### Aim of the task
Take each line containing the word "location" and copy it.

### Extracted information
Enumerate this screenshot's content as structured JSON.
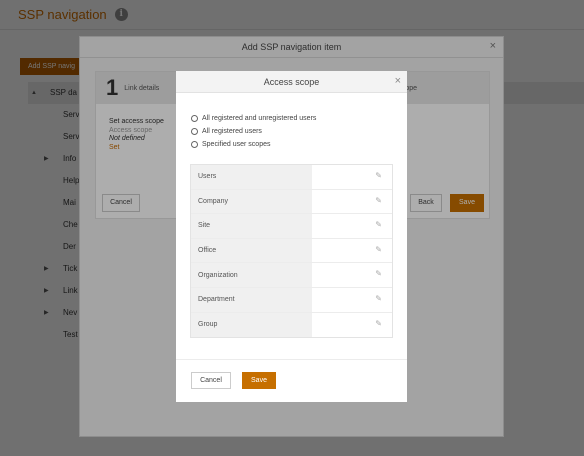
{
  "page": {
    "title": "SSP navigation",
    "info_icon": "info-icon",
    "add_button": "Add SSP navig",
    "tree": [
      {
        "label": "SSP da",
        "arrow": "▲",
        "level": "root"
      },
      {
        "label": "Serv",
        "arrow": "",
        "level": "child"
      },
      {
        "label": "Serv",
        "arrow": "",
        "level": "child"
      },
      {
        "label": "Info",
        "arrow": "▶",
        "level": "child"
      },
      {
        "label": "Help",
        "arrow": "",
        "level": "child"
      },
      {
        "label": "Mai",
        "arrow": "",
        "level": "child"
      },
      {
        "label": "Che",
        "arrow": "",
        "level": "child"
      },
      {
        "label": "Der",
        "arrow": "",
        "level": "child"
      },
      {
        "label": "Tick",
        "arrow": "▶",
        "level": "child"
      },
      {
        "label": "Link",
        "arrow": "▶",
        "level": "child"
      },
      {
        "label": "Nev",
        "arrow": "▶",
        "level": "child"
      },
      {
        "label": "Test",
        "arrow": "",
        "level": "child"
      }
    ]
  },
  "wizard_dialog": {
    "title": "Add SSP navigation item",
    "close": "×",
    "step_number": "1",
    "step_label": "Link details",
    "step_right": "scope",
    "set_access_scope": "Set access scope",
    "access_scope_label": "Access scope",
    "not_defined": "Not defined",
    "set_link": "Set",
    "cancel": "Cancel",
    "back": "Back",
    "save": "Save"
  },
  "access_modal": {
    "title": "Access scope",
    "close": "×",
    "radios": [
      "All registered and unregistered users",
      "All registered users",
      "Specified user scopes"
    ],
    "scopes": [
      "Users",
      "Company",
      "Site",
      "Office",
      "Organization",
      "Department",
      "Group"
    ],
    "edit_icon": "✎",
    "cancel": "Cancel",
    "save": "Save"
  },
  "colors": {
    "accent": "#c66f00",
    "title_orange": "#c76b00"
  }
}
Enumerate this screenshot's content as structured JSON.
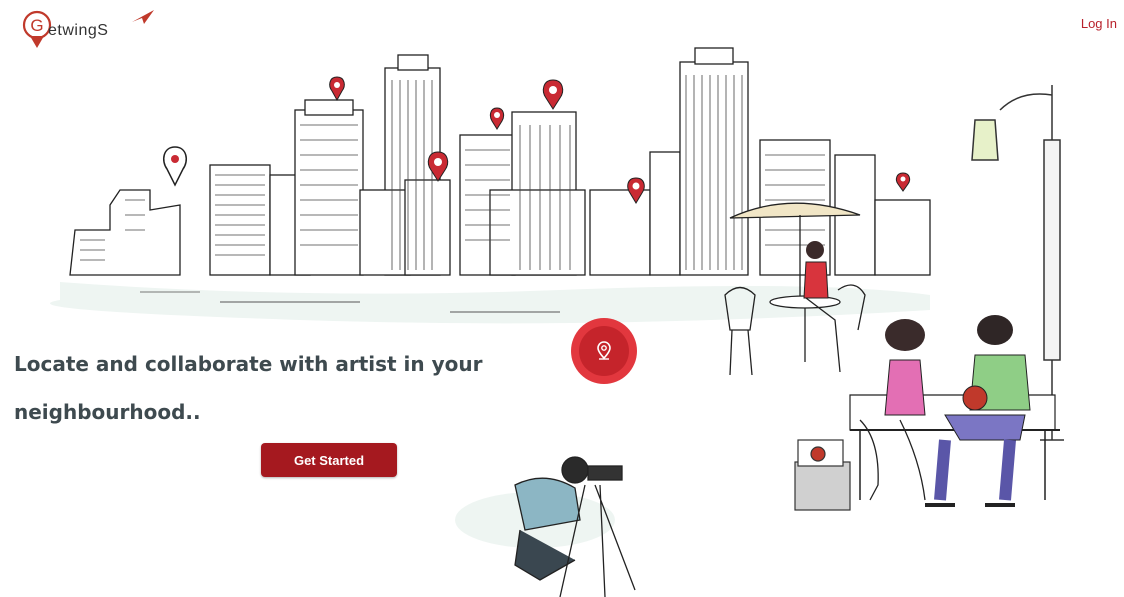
{
  "brand": {
    "name": "etwingS"
  },
  "nav": {
    "login_label": "Log In"
  },
  "hero": {
    "headline": "Locate and collaborate with artist in your neighbourhood..",
    "cta_label": "Get Started"
  },
  "colors": {
    "accent": "#a5191f",
    "pin": "#e2373e",
    "text": "#3e4a4f"
  },
  "icons": {
    "brand": "location-pin-logo-icon",
    "locate": "location-pin-icon"
  }
}
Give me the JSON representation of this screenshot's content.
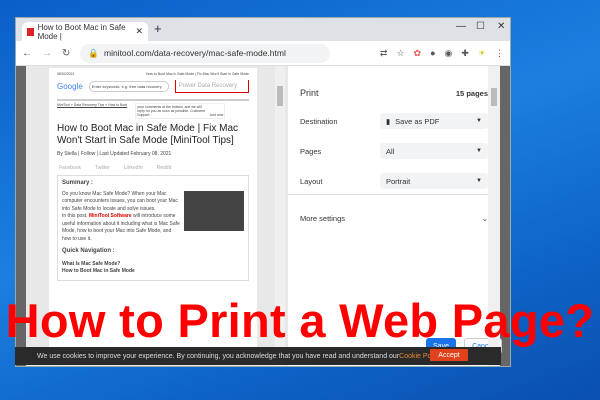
{
  "browser": {
    "tab_title": "How to Boot Mac in Safe Mode |",
    "url": "minitool.com/data-recovery/mac-safe-mode.html"
  },
  "page": {
    "date": "08/02/2021",
    "header": "How to Boot Mac in Safe Mode | Fix Mac Won't Start in Safe Mode",
    "search_placeholder": "Enter keywords, e.g. free data recovery",
    "google": "Google",
    "pdr": "Power Data Recovery",
    "breadcrumb": "MiniTool » Data Recovery Tips » How to Boot",
    "popup": "your comments at the bottom, and we will reply for you as soon as possible. Customer Support",
    "popup_time": "Just now",
    "title": "How to Boot Mac in Safe Mode | Fix Mac Won't Start in Safe Mode [MiniTool Tips]",
    "byline": "By Stella | Follow | Last Updated February 08, 2021",
    "share": [
      "Facebook",
      "Twitter",
      "LinkedIn",
      "Reddit"
    ],
    "summary_heading": "Summary :",
    "summary_text": "Do you know Mac Safe Mode? When your Mac computer encounters issues, you can boot your Mac into Safe Mode to locate and solve issues.",
    "summary_text2_a": "In this post, ",
    "summary_brand": "MiniTool Software",
    "summary_text2_b": " will introduce some useful information about it including what is Mac Safe Mode, how to boot your Mac into Safe Mode, and how to use it.",
    "quick_nav": "Quick Navigation :",
    "nav_items": [
      "What Is Mac Safe Mode?",
      "How to Boot Mac in Safe Mode"
    ]
  },
  "print": {
    "title": "Print",
    "pages_count": "15 pages",
    "destination_label": "Destination",
    "destination": "Save as PDF",
    "pages_label": "Pages",
    "pages": "All",
    "layout_label": "Layout",
    "layout": "Portrait",
    "more_settings": "More settings",
    "save": "Save",
    "cancel": "Cancel"
  },
  "cookie": {
    "text": "We use cookies to improve your experience. By continuing, you acknowledge that you have read and understand our ",
    "link": "Cookie Policy",
    "end": ".",
    "accept": "Accept"
  },
  "overlay_title": "How to Print a Web Page?"
}
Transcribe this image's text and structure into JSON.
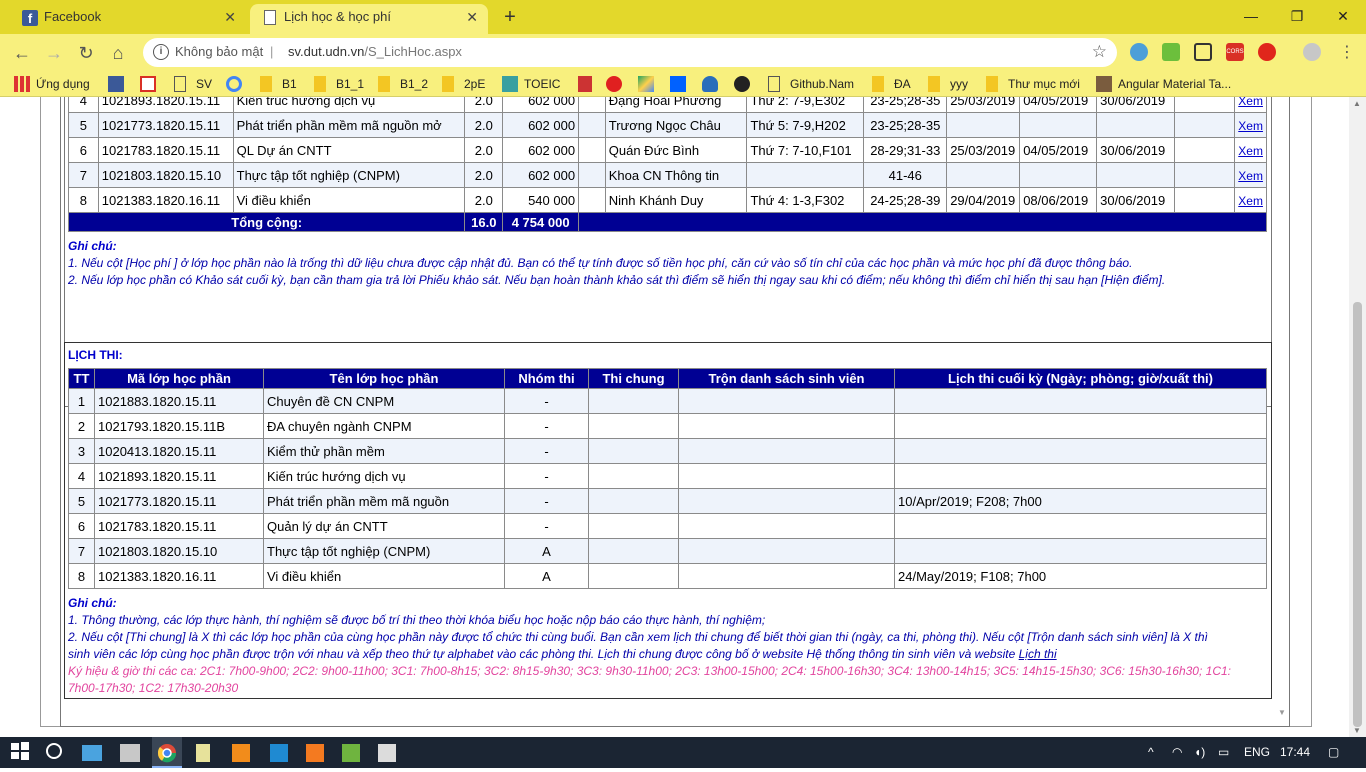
{
  "browser": {
    "tabs": [
      {
        "label": "Facebook",
        "active": false
      },
      {
        "label": "Lịch học & học phí",
        "active": true
      }
    ],
    "security_label": "Không bảo mật",
    "url_host": "sv.dut.udn.vn",
    "url_path": "/S_LichHoc.aspx",
    "bookmarks": [
      "Ứng dụng",
      "SV",
      "B1",
      "B1_1",
      "B1_2",
      "2pE",
      "TOEIC",
      "Github.Nam",
      "ĐA",
      "yyy",
      "Thư mục mới",
      "Angular Material Ta..."
    ]
  },
  "schedule": {
    "rows": [
      {
        "stt": "4",
        "code": "1021893.1820.15.11",
        "name": "Kiến trúc hướng dịch vụ",
        "credits": "2.0",
        "fee": "602 000",
        "teacher": "Đặng Hoài Phương",
        "time": "Thứ 2: 7-9,E302",
        "weeks": "23-25;28-35",
        "d1": "25/03/2019",
        "d2": "04/05/2019",
        "d3": "30/06/2019",
        "link": "Xem"
      },
      {
        "stt": "5",
        "code": "1021773.1820.15.11",
        "name": "Phát triển phần mềm mã nguồn mở",
        "credits": "2.0",
        "fee": "602 000",
        "teacher": "Trương Ngọc Châu",
        "time": "Thứ 5: 7-9,H202",
        "weeks": "23-25;28-35",
        "d1": "",
        "d2": "",
        "d3": "",
        "link": "Xem"
      },
      {
        "stt": "6",
        "code": "1021783.1820.15.11",
        "name": "QL Dự án CNTT",
        "credits": "2.0",
        "fee": "602 000",
        "teacher": "Quán Đức Bình",
        "time": "Thứ 7: 7-10,F101",
        "weeks": "28-29;31-33",
        "d1": "25/03/2019",
        "d2": "04/05/2019",
        "d3": "30/06/2019",
        "link": "Xem"
      },
      {
        "stt": "7",
        "code": "1021803.1820.15.10",
        "name": "Thực tập tốt nghiệp (CNPM)",
        "credits": "2.0",
        "fee": "602 000",
        "teacher": "Khoa CN Thông tin",
        "time": "",
        "weeks": "41-46",
        "d1": "",
        "d2": "",
        "d3": "",
        "link": "Xem"
      },
      {
        "stt": "8",
        "code": "1021383.1820.16.11",
        "name": "Vi điều khiển",
        "credits": "2.0",
        "fee": "540 000",
        "teacher": "Ninh Khánh Duy",
        "time": "Thứ 4: 1-3,F302",
        "weeks": "24-25;28-39",
        "d1": "29/04/2019",
        "d2": "08/06/2019",
        "d3": "30/06/2019",
        "link": "Xem"
      }
    ],
    "total_label": "Tổng cộng:",
    "total_credits": "16.0",
    "total_fee": "4 754 000",
    "notes_head": "Ghi chú:",
    "note1": "1. Nếu cột [Học phí ] ở lớp học phần nào là trống thì dữ liệu chưa được cập nhật đủ. Bạn có thể tự tính được số tiền học phí, căn cứ vào số tín chỉ của các học phần và mức học phí đã được thông báo.",
    "note2": "2. Nếu lớp học phần có Khảo sát cuối kỳ, bạn cần tham gia trả lời Phiếu khảo sát. Nếu bạn hoàn thành khảo sát thì điểm sẽ hiển thị ngay sau khi có điểm; nếu không thì điểm chỉ hiển thị sau hạn [Hiện điểm]."
  },
  "exams": {
    "title": "LỊCH THI:",
    "headers": [
      "TT",
      "Mã lớp học phần",
      "Tên lớp học phần",
      "Nhóm thi",
      "Thi chung",
      "Trộn danh sách sinh viên",
      "Lịch thi cuối kỳ (Ngày; phòng; giờ/xuất thi)"
    ],
    "rows": [
      {
        "tt": "1",
        "code": "1021883.1820.15.11",
        "name": "Chuyên đề CN CNPM",
        "group": "-",
        "common": "",
        "mix": "",
        "schedule": ""
      },
      {
        "tt": "2",
        "code": "1021793.1820.15.11B",
        "name": "ĐA chuyên ngành CNPM",
        "group": "-",
        "common": "",
        "mix": "",
        "schedule": ""
      },
      {
        "tt": "3",
        "code": "1020413.1820.15.11",
        "name": "Kiểm thử phần mềm",
        "group": "-",
        "common": "",
        "mix": "",
        "schedule": ""
      },
      {
        "tt": "4",
        "code": "1021893.1820.15.11",
        "name": "Kiến trúc hướng dịch vụ",
        "group": "-",
        "common": "",
        "mix": "",
        "schedule": ""
      },
      {
        "tt": "5",
        "code": "1021773.1820.15.11",
        "name": "Phát triển phần mềm mã nguồn",
        "group": "-",
        "common": "",
        "mix": "",
        "schedule": "10/Apr/2019; F208; 7h00"
      },
      {
        "tt": "6",
        "code": "1021783.1820.15.11",
        "name": "Quản lý dự án CNTT",
        "group": "-",
        "common": "",
        "mix": "",
        "schedule": ""
      },
      {
        "tt": "7",
        "code": "1021803.1820.15.10",
        "name": "Thực tập tốt nghiệp (CNPM)",
        "group": "A",
        "common": "",
        "mix": "",
        "schedule": ""
      },
      {
        "tt": "8",
        "code": "1021383.1820.16.11",
        "name": "Vi điều khiển",
        "group": "A",
        "common": "",
        "mix": "",
        "schedule": "24/May/2019; F108; 7h00"
      }
    ],
    "notes_head": "Ghi chú:",
    "note1": "1. Thông thường, các lớp thực hành, thí nghiệm sẽ được bố trí thi theo thời khóa biểu học hoặc nộp báo cáo thực hành, thí nghiệm;",
    "note2a": "2. Nếu cột [Thi chung] là X thì các lớp học phần của cùng học phần này được tổ chức thi cùng buổi. Bạn cần xem lịch thi chung để biết thời gian thi (ngày, ca thi, phòng thi). Nếu cột [Trộn danh sách sinh viên] là X thì",
    "note2b": "sinh viên các lớp cùng học phần được trộn với nhau và xếp theo thứ tự alphabet vào các phòng thi. Lịch thi chung được công bố ở website Hệ thống thông tin sinh viên và website",
    "note2_link": "Lịch thi",
    "note3a": "Ký hiệu & giờ thi các ca: 2C1: 7h00-9h00; 2C2: 9h00-11h00; 3C1: 7h00-8h15; 3C2: 8h15-9h30; 3C3: 9h30-11h00; 2C3: 13h00-15h00; 2C4: 15h00-16h30; 3C4: 13h00-14h15; 3C5: 14h15-15h30; 3C6: 15h30-16h30; 1C1:",
    "note3b": "7h00-17h30; 1C2: 17h30-20h30"
  },
  "taskbar": {
    "lang": "ENG",
    "time": "17:44"
  },
  "colors": {
    "chrome_tab_bg": "#e3d82b",
    "chrome_toolbar_bg": "#f8f07e",
    "header_blue": "#000093",
    "note_pink": "#e2449e",
    "taskbar_bg": "#1b2533"
  }
}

### Completed task
    "brand": "location-pin-logo-icon",
    "locate": "location-pin-icon"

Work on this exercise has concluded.